Copy the material that follows word for word and omit its pictures.

**Dataset extract:**
◇ ◇ ◇

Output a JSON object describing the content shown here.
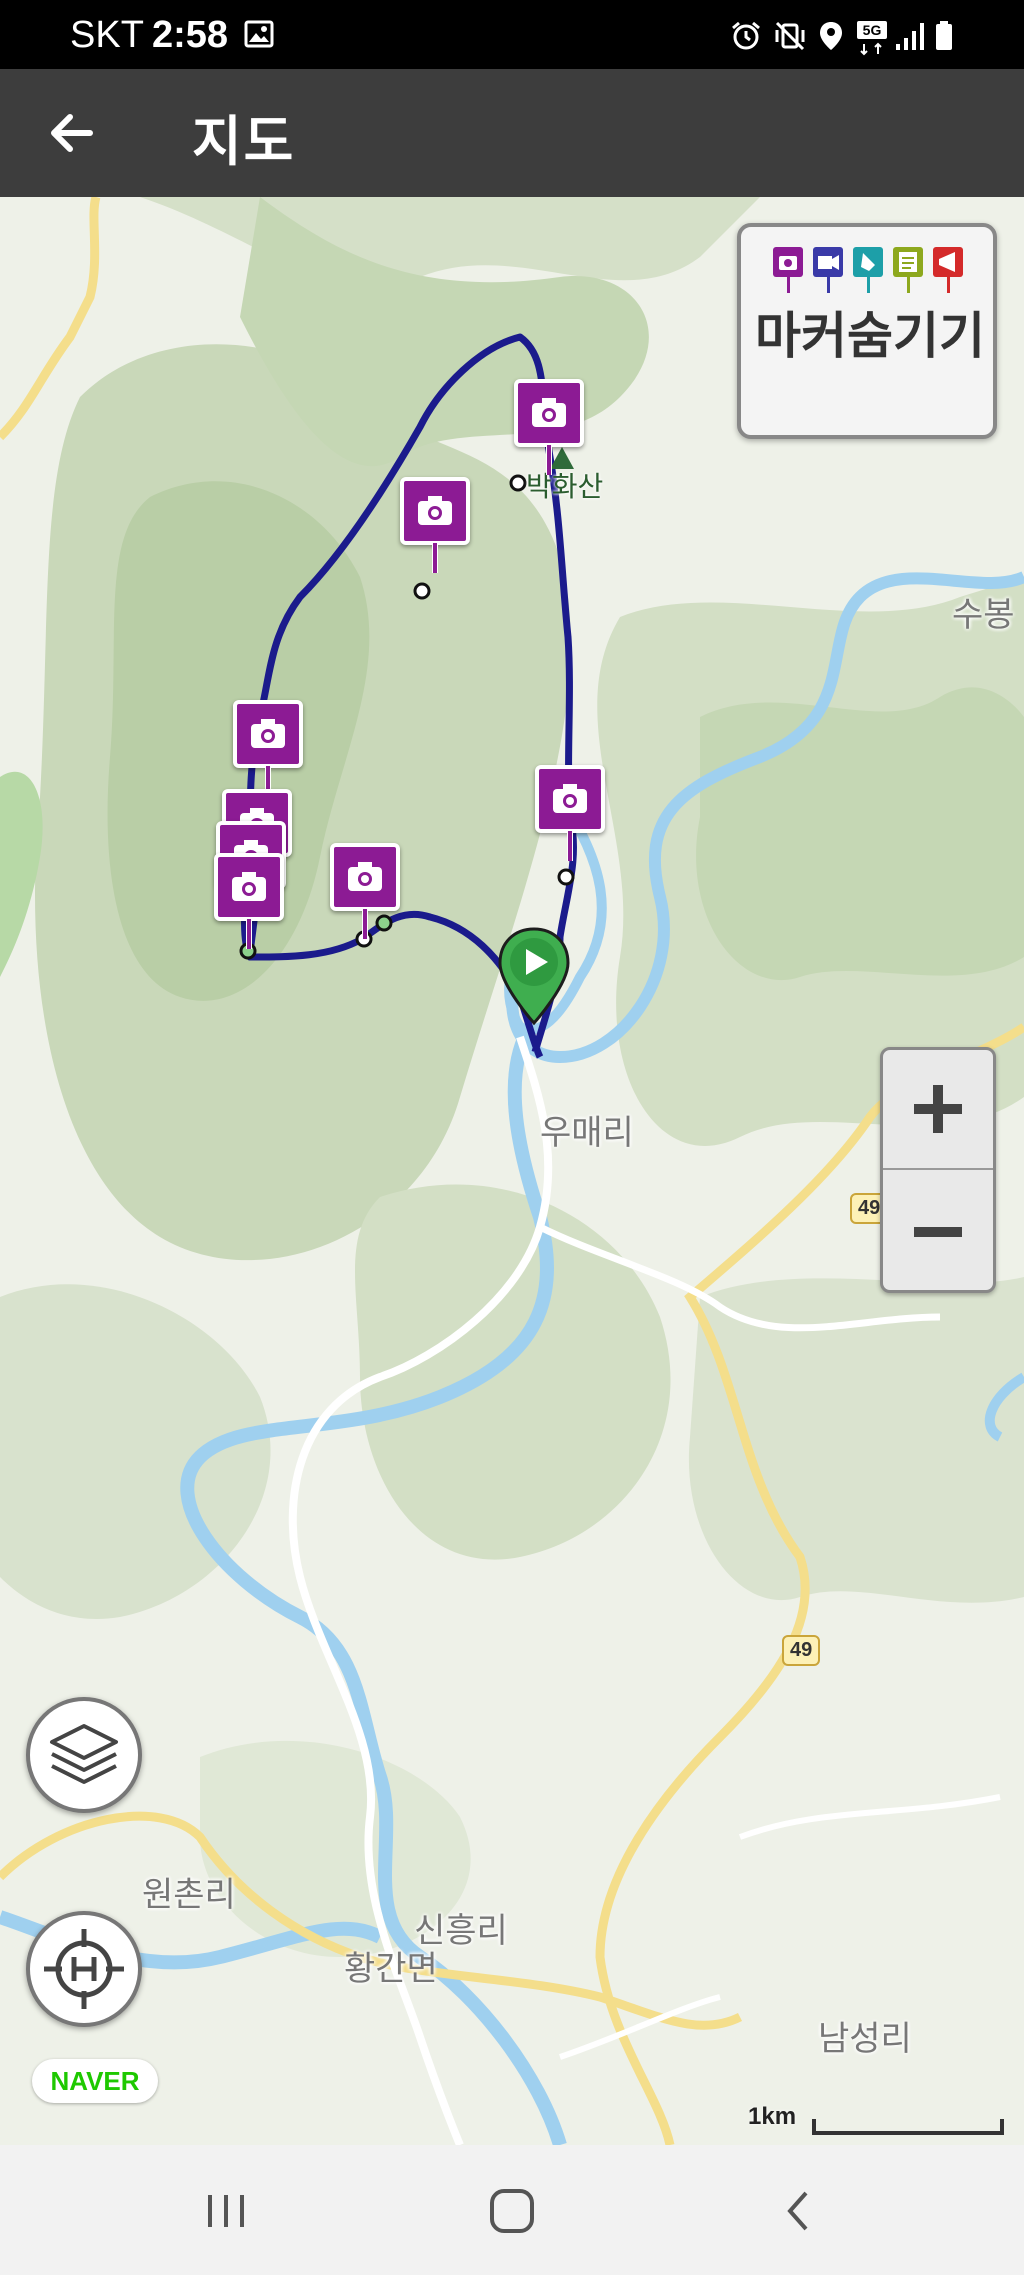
{
  "status_bar": {
    "carrier": "SKT",
    "time": "2:58",
    "icons": [
      "image-icon",
      "alarm-icon",
      "vibrate-mute-icon",
      "location-icon",
      "5g-icon",
      "signal-icon",
      "battery-icon"
    ],
    "network_badge": "5G"
  },
  "app_bar": {
    "back_icon": "arrow-left-icon",
    "title": "지도"
  },
  "map": {
    "hide_markers": {
      "label": "마커숨기기",
      "flag_icons": [
        "camera-flag-icon",
        "video-flag-icon",
        "pin-flag-icon",
        "note-flag-icon",
        "megaphone-flag-icon"
      ],
      "flag_colors": [
        "#8c1b94",
        "#3a3aa8",
        "#1d9fa8",
        "#8da81d",
        "#d42a2a"
      ]
    },
    "peak": "박화산",
    "places": {
      "sububong": "수봉",
      "umaeri": "우매리",
      "wonchonri": "원촌리",
      "sinheungri": "신흥리",
      "hwangganmyeon": "황간면",
      "namseongri": "남성리"
    },
    "route_numbers": [
      "49",
      "49"
    ],
    "photo_markers_count": 8,
    "start_marker": "play-icon",
    "route_color": "#1b1b8c",
    "zoom": {
      "in_icon": "plus-icon",
      "out_icon": "minus-icon"
    },
    "layers_icon": "layers-icon",
    "home_icon": "home-target-icon",
    "naver_logo": "NAVER",
    "scale": "1km"
  },
  "nav_bar": {
    "icons": [
      "recent-apps-icon",
      "home-icon",
      "back-icon"
    ]
  }
}
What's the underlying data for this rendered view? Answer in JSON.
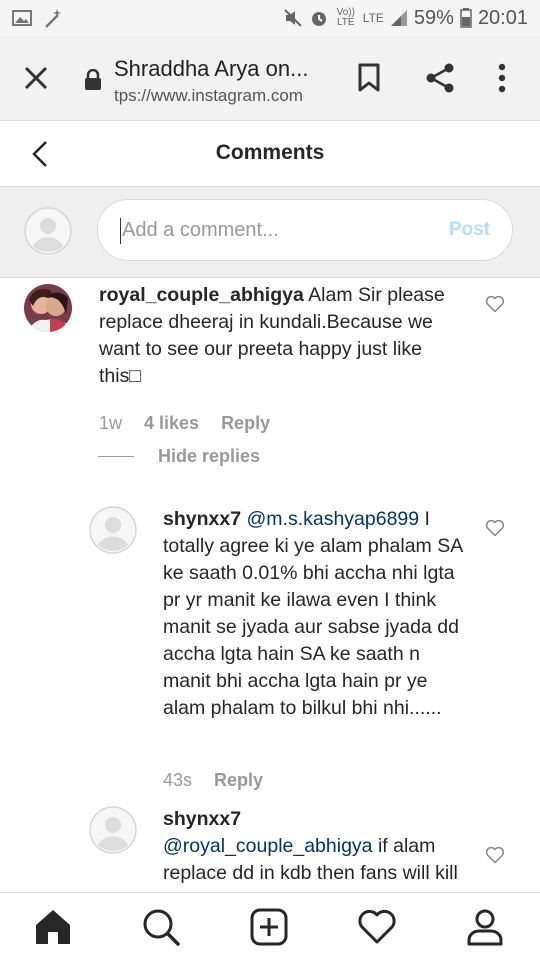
{
  "status_bar": {
    "battery": "59%",
    "time": "20:01",
    "volte": "Vo)) LTE",
    "lte": "LTE"
  },
  "browser": {
    "title": "Shraddha Arya on...",
    "url": "tps://www.instagram.com"
  },
  "header": {
    "title": "Comments"
  },
  "add_comment": {
    "placeholder": "Add a comment...",
    "post_label": "Post"
  },
  "comments": [
    {
      "username": "royal_couple_abhigya",
      "text": " Alam Sir please replace dheeraj in kundali.Because we want to see our preeta happy just like this□",
      "time": "1w",
      "likes": "4 likes",
      "reply": "Reply"
    }
  ],
  "hide_replies": "Hide replies",
  "replies": [
    {
      "username": "shynxx7",
      "mention": "@m.s.kashyap6899",
      "text": " I totally agree ki ye alam phalam SA ke saath 0.01% bhi accha nhi lgta pr yr manit ke ilawa even I think manit se jyada aur sabse jyada dd accha lgta hain SA ke saath n manit bhi accha lgta hain pr ye alam phalam to bilkul bhi nhi......",
      "time": "43s",
      "reply": "Reply"
    },
    {
      "username": "shynxx7",
      "mention": "@royal_couple_abhigya",
      "text": " if alam replace dd in kdb then fans will kill alam as well as ekta"
    }
  ],
  "icons": {
    "close": "close-icon",
    "lock": "lock-icon",
    "bookmark": "bookmark-icon",
    "share": "share-icon",
    "more": "more-vertical-icon",
    "back": "chevron-left-icon",
    "heart": "heart-outline-icon",
    "home": "home-icon",
    "search": "search-icon",
    "add": "add-post-icon",
    "activity": "heart-icon",
    "profile": "profile-icon"
  },
  "colors": {
    "mention": "#003569",
    "post_disabled": "#b2dffc",
    "meta_gray": "#999999"
  }
}
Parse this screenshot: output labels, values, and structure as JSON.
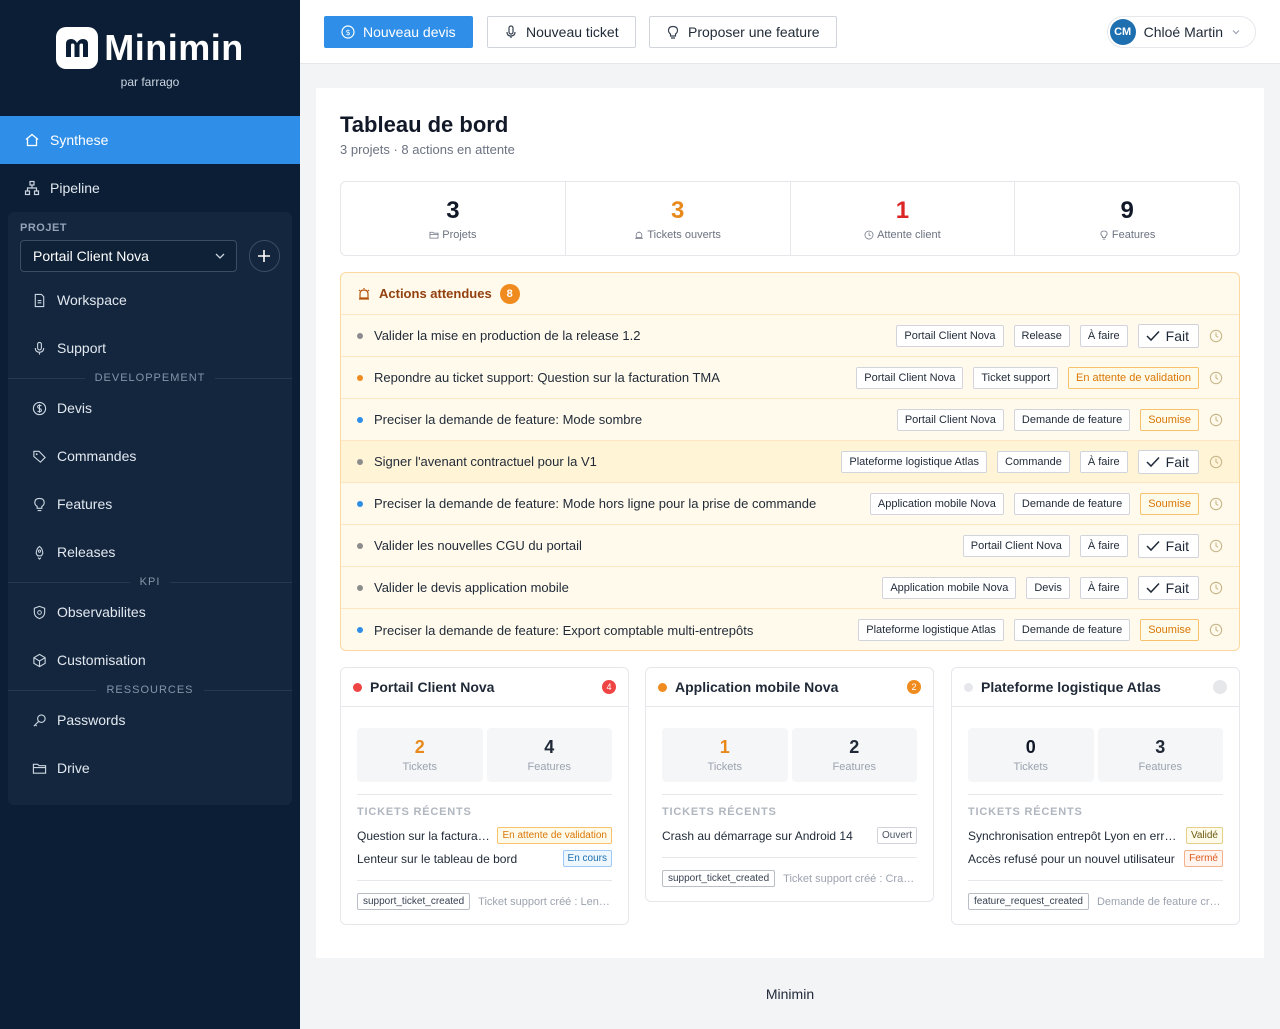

◇ ◇ ◇

**The completed task:**
Output a JSON object describing the content shown here.
{
  "status_bar": {
    "carrier": "SKT",
    "time": "2:58",
    "icons": [
      "image-icon",
      "alarm-icon",
      "vibrate-mute-icon",
      "location-icon",
      "5g-icon",
      "signal-icon",
      "battery-icon"
    ],
    "network_badge": "5G"
  },
  "app_bar": {
    "back_icon": "arrow-left-icon",
    "title": "지도"
  },
  "map": {
    "hide_markers": {
      "label": "마커숨기기",
      "flag_icons": [
        "camera-flag-icon",
        "video-flag-icon",
        "pin-flag-icon",
        "note-flag-icon",
        "megaphone-flag-icon"
      ],
      "flag_colors": [
        "#8c1b94",
        "#3a3aa8",
        "#1d9fa8",
        "#8da81d",
        "#d42a2a"
      ]
    },
    "peak": "박화산",
    "places": {
      "sububong": "수봉",
      "umaeri": "우매리",
      "wonchonri": "원촌리",
      "sinheungri": "신흥리",
      "hwangganmyeon": "황간면",
      "namseongri": "남성리"
    },
    "route_numbers": [
      "49",
      "49"
    ],
    "photo_markers_count": 8,
    "start_marker": "play-icon",
    "route_color": "#1b1b8c",
    "zoom": {
      "in_icon": "plus-icon",
      "out_icon": "minus-icon"
    },
    "layers_icon": "layers-icon",
    "home_icon": "home-target-icon",
    "naver_logo": "NAVER",
    "scale": "1km"
  },
  "nav_bar": {
    "icons": [
      "recent-apps-icon",
      "home-icon",
      "back-icon"
    ]
  }
}
What's the underlying data for this rendered view? Answer in JSON.
{
  "status_bar": {
    "battery": "59%",
    "time": "20:01",
    "volte": "Vo)) LTE",
    "lte": "LTE"
  },
  "browser": {
    "title": "Shraddha Arya on...",
    "url": "tps://www.instagram.com"
  },
  "header": {
    "title": "Comments"
  },
  "add_comment": {
    "placeholder": "Add a comment...",
    "post_label": "Post"
  },
  "comments": [
    {
      "username": "royal_couple_abhigya",
      "text": " Alam Sir please replace dheeraj in kundali.Because we want to see our preeta happy just like this□",
      "time": "1w",
      "likes": "4 likes",
      "reply": "Reply"
    }
  ],
  "hide_replies": "Hide replies",
  "replies": [
    {
      "username": "shynxx7",
      "mention": "@m.s.kashyap6899",
      "text": " I totally agree ki ye alam phalam SA ke saath 0.01% bhi accha nhi lgta pr yr manit ke ilawa even I think manit se jyada aur sabse jyada dd accha lgta hain SA ke saath n manit bhi accha lgta hain pr ye alam phalam to bilkul bhi nhi......",
      "time": "43s",
      "reply": "Reply"
    },
    {
      "username": "shynxx7",
      "mention": "@royal_couple_abhigya",
      "text": " if alam replace dd in kdb then fans will kill alam as well as ekta"
    }
  ],
  "icons": {
    "close": "close-icon",
    "lock": "lock-icon",
    "bookmark": "bookmark-icon",
    "share": "share-icon",
    "more": "more-vertical-icon",
    "back": "chevron-left-icon",
    "heart": "heart-outline-icon",
    "home": "home-icon",
    "search": "search-icon",
    "add": "add-post-icon",
    "activity": "heart-icon",
    "profile": "profile-icon"
  },
  "colors": {
    "mention": "#003569",
    "post_disabled": "#b2dffc",
    "meta_gray": "#999999"
  }
}
Parse this screenshot: output labels, values, and structure as JSON.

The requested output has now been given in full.